- [Stored entries]
:::

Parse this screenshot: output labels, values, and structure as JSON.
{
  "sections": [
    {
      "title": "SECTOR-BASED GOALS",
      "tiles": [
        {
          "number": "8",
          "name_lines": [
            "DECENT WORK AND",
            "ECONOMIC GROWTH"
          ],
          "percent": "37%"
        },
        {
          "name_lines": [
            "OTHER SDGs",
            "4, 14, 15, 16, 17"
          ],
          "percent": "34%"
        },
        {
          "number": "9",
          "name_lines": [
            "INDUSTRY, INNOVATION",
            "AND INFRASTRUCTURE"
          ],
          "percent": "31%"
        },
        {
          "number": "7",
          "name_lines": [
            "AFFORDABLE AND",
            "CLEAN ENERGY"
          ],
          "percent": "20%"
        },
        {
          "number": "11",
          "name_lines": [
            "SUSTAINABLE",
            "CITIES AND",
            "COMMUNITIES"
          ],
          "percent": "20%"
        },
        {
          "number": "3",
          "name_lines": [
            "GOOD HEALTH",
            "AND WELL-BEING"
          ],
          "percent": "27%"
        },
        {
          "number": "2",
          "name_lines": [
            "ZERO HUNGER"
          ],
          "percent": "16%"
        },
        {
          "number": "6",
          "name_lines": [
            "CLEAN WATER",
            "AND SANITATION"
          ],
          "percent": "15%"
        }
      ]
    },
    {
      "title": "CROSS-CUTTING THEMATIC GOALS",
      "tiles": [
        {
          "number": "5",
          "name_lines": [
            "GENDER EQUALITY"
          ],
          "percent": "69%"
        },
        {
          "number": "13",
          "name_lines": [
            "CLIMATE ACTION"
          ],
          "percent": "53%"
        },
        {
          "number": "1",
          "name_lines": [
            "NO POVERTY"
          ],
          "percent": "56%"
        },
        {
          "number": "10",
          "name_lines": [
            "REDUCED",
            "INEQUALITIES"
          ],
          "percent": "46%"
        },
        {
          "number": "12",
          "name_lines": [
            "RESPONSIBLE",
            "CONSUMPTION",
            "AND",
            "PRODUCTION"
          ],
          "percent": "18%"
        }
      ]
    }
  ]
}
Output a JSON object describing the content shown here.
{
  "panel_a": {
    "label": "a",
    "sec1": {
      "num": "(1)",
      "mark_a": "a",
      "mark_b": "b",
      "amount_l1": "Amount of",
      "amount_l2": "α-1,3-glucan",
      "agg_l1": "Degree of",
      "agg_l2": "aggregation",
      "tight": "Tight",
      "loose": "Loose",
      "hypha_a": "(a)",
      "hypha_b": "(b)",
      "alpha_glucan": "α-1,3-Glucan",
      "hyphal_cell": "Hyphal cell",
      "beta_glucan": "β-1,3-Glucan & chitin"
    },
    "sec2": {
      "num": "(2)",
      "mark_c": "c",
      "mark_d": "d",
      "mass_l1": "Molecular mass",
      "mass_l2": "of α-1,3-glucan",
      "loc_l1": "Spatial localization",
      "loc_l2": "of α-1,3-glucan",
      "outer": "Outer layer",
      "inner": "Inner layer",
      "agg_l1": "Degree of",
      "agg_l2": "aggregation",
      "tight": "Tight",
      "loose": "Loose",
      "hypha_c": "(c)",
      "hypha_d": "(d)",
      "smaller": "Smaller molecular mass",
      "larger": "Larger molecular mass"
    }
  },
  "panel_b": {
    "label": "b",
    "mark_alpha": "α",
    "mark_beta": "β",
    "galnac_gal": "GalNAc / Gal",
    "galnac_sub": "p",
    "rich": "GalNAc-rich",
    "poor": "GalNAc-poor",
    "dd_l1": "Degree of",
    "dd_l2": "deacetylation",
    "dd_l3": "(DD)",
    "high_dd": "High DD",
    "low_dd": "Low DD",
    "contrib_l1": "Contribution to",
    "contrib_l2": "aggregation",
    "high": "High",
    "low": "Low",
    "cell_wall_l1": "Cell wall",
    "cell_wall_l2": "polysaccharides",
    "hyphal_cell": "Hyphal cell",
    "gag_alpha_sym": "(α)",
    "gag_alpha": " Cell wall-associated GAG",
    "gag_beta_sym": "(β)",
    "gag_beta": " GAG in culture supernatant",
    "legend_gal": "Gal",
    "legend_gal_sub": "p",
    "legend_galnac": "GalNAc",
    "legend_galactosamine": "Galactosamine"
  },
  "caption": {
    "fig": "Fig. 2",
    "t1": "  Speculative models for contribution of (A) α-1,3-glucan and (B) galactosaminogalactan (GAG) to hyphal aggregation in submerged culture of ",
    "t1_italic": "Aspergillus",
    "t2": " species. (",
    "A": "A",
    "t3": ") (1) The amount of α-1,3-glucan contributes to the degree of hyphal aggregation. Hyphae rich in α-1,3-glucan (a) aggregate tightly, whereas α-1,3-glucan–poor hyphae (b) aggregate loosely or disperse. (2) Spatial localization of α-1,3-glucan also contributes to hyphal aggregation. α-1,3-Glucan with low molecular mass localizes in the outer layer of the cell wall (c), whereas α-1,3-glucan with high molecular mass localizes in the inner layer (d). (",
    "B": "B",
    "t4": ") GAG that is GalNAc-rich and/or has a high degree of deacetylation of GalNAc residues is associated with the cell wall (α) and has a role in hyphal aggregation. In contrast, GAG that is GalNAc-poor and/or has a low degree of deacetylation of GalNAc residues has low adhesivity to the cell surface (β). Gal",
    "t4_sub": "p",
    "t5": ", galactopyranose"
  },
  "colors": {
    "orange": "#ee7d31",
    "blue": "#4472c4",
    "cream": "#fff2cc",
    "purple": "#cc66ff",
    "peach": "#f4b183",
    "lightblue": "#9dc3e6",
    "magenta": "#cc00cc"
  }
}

:::

- [WHAT YOU ARE ASKED TO DO]
Please output the complete data exactly.

- [WRITTEN RESPONSE]
Parse this screenshot: output labels, values, and structure as JSON.
{
  "sections": [
    {
      "title": "SECTOR-BASED GOALS",
      "tiles": [
        {
          "number": "8",
          "name_lines": [
            "DECENT WORK AND",
            "ECONOMIC GROWTH"
          ],
          "percent": "37%"
        },
        {
          "name_lines": [
            "OTHER SDGs",
            "4, 14, 15, 16, 17"
          ],
          "percent": "34%"
        },
        {
          "number": "9",
          "name_lines": [
            "INDUSTRY, INNOVATION",
            "AND INFRASTRUCTURE"
          ],
          "percent": "31%"
        },
        {
          "number": "7",
          "name_lines": [
            "AFFORDABLE AND",
            "CLEAN ENERGY"
          ],
          "percent": "20%"
        },
        {
          "number": "11",
          "name_lines": [
            "SUSTAINABLE",
            "CITIES AND",
            "COMMUNITIES"
          ],
          "percent": "20%"
        },
        {
          "number": "3",
          "name_lines": [
            "GOOD HEALTH",
            "AND WELL-BEING"
          ],
          "percent": "27%"
        },
        {
          "number": "2",
          "name_lines": [
            "ZERO HUNGER"
          ],
          "percent": "16%"
        },
        {
          "number": "6",
          "name_lines": [
            "CLEAN WATER",
            "AND SANITATION"
          ],
          "percent": "15%"
        }
      ]
    },
    {
      "title": "CROSS-CUTTING THEMATIC GOALS",
      "tiles": [
        {
          "number": "5",
          "name_lines": [
            "GENDER EQUALITY"
          ],
          "percent": "69%"
        },
        {
          "number": "13",
          "name_lines": [
            "CLIMATE ACTION"
          ],
          "percent": "53%"
        },
        {
          "number": "1",
          "name_lines": [
            "NO POVERTY"
          ],
          "percent": "56%"
        },
        {
          "number": "10",
          "name_lines": [
            "REDUCED",
            "INEQUALITIES"
          ],
          "percent": "46%"
        },
        {
          "number": "12",
          "name_lines": [
            "RESPONSIBLE",
            "CONSUMPTION",
            "AND",
            "PRODUCTION"
          ],
          "percent": "18%"
        }
      ]
    }
  ]
}
Output a JSON object describing the content shown here.
{
  "panel_a": {
    "label": "a",
    "sec1": {
      "num": "(1)",
      "mark_a": "a",
      "mark_b": "b",
      "amount_l1": "Amount of",
      "amount_l2": "α-1,3-glucan",
      "agg_l1": "Degree of",
      "agg_l2": "aggregation",
      "tight": "Tight",
      "loose": "Loose",
      "hypha_a": "(a)",
      "hypha_b": "(b)",
      "alpha_glucan": "α-1,3-Glucan",
      "hyphal_cell": "Hyphal cell",
      "beta_glucan": "β-1,3-Glucan & chitin"
    },
    "sec2": {
      "num": "(2)",
      "mark_c": "c",
      "mark_d": "d",
      "mass_l1": "Molecular mass",
      "mass_l2": "of α-1,3-glucan",
      "loc_l1": "Spatial localization",
      "loc_l2": "of α-1,3-glucan",
      "outer": "Outer layer",
      "inner": "Inner layer",
      "agg_l1": "Degree of",
      "agg_l2": "aggregation",
      "tight": "Tight",
      "loose": "Loose",
      "hypha_c": "(c)",
      "hypha_d": "(d)",
      "smaller": "Smaller molecular mass",
      "larger": "Larger molecular mass"
    }
  },
  "panel_b": {
    "label": "b",
    "mark_alpha": "α",
    "mark_beta": "β",
    "galnac_gal": "GalNAc / Gal",
    "galnac_sub": "p",
    "rich": "GalNAc-rich",
    "poor": "GalNAc-poor",
    "dd_l1": "Degree of",
    "dd_l2": "deacetylation",
    "dd_l3": "(DD)",
    "high_dd": "High DD",
    "low_dd": "Low DD",
    "contrib_l1": "Contribution to",
    "contrib_l2": "aggregation",
    "high": "High",
    "low": "Low",
    "cell_wall_l1": "Cell wall",
    "cell_wall_l2": "polysaccharides",
    "hyphal_cell": "Hyphal cell",
    "gag_alpha_sym": "(α)",
    "gag_alpha": " Cell wall-associated GAG",
    "gag_beta_sym": "(β)",
    "gag_beta": " GAG in culture supernatant",
    "legend_gal": "Gal",
    "legend_gal_sub": "p",
    "legend_galnac": "GalNAc",
    "legend_galactosamine": "Galactosamine"
  },
  "caption": {
    "fig": "Fig. 2",
    "t1": "  Speculative models for contribution of (A) α-1,3-glucan and (B) galactosaminogalactan (GAG) to hyphal aggregation in submerged culture of ",
    "t1_italic": "Aspergillus",
    "t2": " species. (",
    "A": "A",
    "t3": ") (1) The amount of α-1,3-glucan contributes to the degree of hyphal aggregation. Hyphae rich in α-1,3-glucan (a) aggregate tightly, whereas α-1,3-glucan–poor hyphae (b) aggregate loosely or disperse. (2) Spatial localization of α-1,3-glucan also contributes to hyphal aggregation. α-1,3-Glucan with low molecular mass localizes in the outer layer of the cell wall (c), whereas α-1,3-glucan with high molecular mass localizes in the inner layer (d). (",
    "B": "B",
    "t4": ") GAG that is GalNAc-rich and/or has a high degree of deacetylation of GalNAc residues is associated with the cell wall (α) and has a role in hyphal aggregation. In contrast, GAG that is GalNAc-poor and/or has a low degree of deacetylation of GalNAc residues has low adhesivity to the cell surface (β). Gal",
    "t4_sub": "p",
    "t5": ", galactopyranose"
  },
  "colors": {
    "orange": "#ee7d31",
    "blue": "#4472c4",
    "cream": "#fff2cc",
    "purple": "#cc66ff",
    "peach": "#f4b183",
    "lightblue": "#9dc3e6",
    "magenta": "#cc00cc"
  }
}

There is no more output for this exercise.